-- BEGIN RECORDS PROVIDED --

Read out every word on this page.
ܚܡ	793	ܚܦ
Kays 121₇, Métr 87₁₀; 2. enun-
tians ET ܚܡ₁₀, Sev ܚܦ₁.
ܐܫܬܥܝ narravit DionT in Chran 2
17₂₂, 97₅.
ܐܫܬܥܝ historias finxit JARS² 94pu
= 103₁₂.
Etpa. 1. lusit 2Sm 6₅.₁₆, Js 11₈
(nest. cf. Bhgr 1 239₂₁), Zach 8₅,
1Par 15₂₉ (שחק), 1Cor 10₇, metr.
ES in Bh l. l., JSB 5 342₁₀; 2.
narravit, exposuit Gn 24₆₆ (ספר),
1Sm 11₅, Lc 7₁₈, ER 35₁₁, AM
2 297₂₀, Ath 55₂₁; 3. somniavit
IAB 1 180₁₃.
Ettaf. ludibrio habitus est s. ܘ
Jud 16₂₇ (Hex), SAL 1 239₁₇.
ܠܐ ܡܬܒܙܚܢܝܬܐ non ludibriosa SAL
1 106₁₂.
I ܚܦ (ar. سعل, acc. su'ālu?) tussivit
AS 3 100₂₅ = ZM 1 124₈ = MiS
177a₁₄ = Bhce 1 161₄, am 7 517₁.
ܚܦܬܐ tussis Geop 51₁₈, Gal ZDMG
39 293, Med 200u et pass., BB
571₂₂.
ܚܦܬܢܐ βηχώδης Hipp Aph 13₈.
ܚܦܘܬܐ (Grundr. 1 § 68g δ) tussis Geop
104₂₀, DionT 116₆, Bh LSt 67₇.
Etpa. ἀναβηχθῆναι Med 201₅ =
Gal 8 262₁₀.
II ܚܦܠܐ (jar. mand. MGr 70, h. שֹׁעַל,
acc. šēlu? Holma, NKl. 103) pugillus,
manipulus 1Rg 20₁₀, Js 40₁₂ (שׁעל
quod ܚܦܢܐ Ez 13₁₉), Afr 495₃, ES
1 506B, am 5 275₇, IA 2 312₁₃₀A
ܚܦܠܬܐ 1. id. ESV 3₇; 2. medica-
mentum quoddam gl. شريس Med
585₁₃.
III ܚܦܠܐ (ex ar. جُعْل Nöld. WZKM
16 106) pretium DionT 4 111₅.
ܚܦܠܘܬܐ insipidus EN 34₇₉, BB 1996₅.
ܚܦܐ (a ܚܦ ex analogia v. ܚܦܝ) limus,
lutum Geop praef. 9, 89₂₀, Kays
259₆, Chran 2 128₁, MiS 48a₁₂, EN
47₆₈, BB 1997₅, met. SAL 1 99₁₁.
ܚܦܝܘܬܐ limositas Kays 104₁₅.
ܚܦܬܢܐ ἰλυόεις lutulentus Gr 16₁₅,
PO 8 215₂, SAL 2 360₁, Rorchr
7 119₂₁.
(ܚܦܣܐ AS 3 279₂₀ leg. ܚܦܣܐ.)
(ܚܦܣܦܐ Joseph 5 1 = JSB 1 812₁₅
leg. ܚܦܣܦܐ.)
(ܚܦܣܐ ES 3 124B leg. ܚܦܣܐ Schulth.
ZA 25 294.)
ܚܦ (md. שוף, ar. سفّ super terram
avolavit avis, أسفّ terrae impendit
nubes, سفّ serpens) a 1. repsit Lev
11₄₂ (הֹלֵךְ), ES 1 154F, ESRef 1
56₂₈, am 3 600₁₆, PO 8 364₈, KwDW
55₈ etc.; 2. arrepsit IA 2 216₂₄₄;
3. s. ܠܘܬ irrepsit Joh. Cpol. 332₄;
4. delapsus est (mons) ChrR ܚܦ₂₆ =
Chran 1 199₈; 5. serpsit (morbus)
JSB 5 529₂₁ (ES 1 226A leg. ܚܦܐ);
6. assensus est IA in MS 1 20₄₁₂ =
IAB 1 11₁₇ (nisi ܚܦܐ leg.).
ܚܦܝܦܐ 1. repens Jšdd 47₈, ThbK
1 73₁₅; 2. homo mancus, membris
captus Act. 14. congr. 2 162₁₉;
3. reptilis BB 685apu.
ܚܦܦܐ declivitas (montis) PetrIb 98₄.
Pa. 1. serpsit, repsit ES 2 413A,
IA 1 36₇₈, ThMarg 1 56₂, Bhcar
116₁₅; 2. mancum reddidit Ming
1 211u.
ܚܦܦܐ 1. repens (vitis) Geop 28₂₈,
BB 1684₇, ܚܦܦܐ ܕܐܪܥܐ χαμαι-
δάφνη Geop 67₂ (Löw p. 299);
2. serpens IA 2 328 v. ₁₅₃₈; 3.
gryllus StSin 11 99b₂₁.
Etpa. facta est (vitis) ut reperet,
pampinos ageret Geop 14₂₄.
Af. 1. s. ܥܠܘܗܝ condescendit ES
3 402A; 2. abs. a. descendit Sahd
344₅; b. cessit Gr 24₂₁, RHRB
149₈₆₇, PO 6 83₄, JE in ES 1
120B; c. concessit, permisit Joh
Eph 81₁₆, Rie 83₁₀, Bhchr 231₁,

-- END RECORDS PROVIDED --

Copy every line in the entries above that has the string "Kays" in it.

EXERCISE RESPONSE
Kays 121₇, Métr 87₁₀; 2. enun-
lutum Geop praef. 9, 89₂₀, Kays
ܚܦܝܘܬܐ limositas Kays 104₁₅.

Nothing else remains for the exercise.